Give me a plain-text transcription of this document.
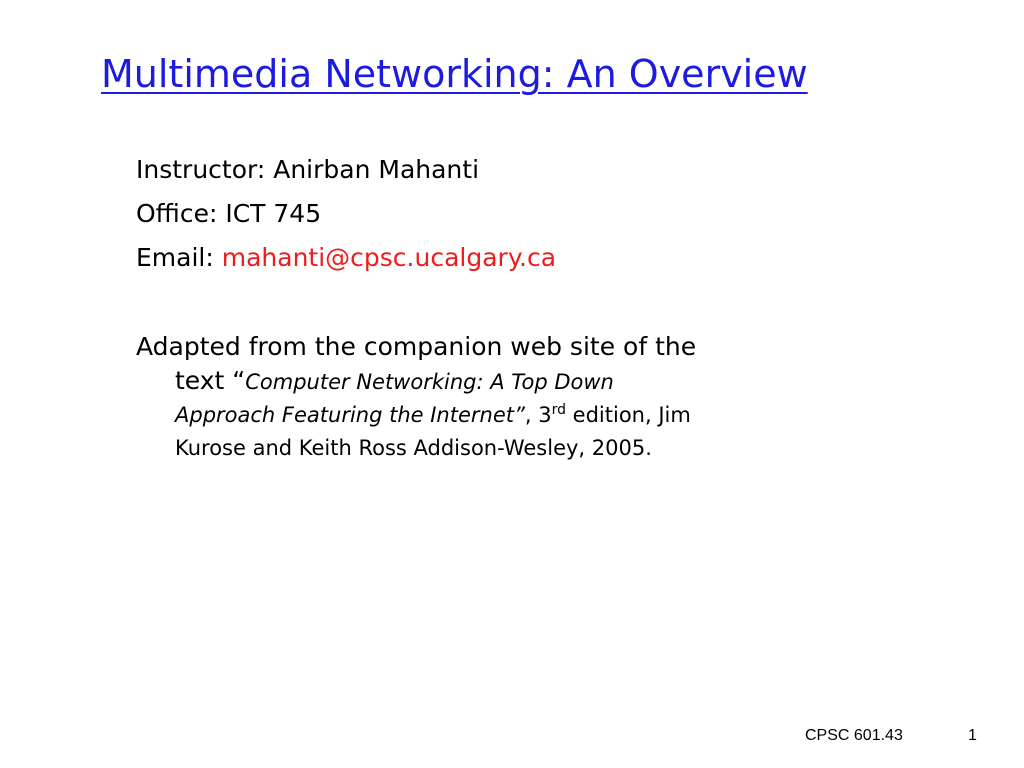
Multimedia Networking: An Overview
Instructor: Anirban Mahanti
Office: ICT 745
Email: mahanti@cpsc.ucalgary.ca
Adapted from the companion web site of the
text “Computer Networking: A Top Down
Approach Featuring the Internet”, 3rd edition, Jim
Kurose and Keith Ross Addison-Wesley, 2005.
CPSC 601.43	1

*What is expected*
Skip every picture and transcribe the data above exactly.

*Exercise solution*
Give me a plain-text transcription of this document.
Multimedia Networking: An Overview
Instructor: Anirban Mahanti
Office: ICT 745
Email: mahanti@cpsc.ucalgary.ca
Adapted from the companion web site of the
text “Computer Networking: A Top Down
Approach Featuring the Internet”, 3rd edition, Jim
Kurose and Keith Ross Addison-Wesley, 2005.
CPSC 601.43	1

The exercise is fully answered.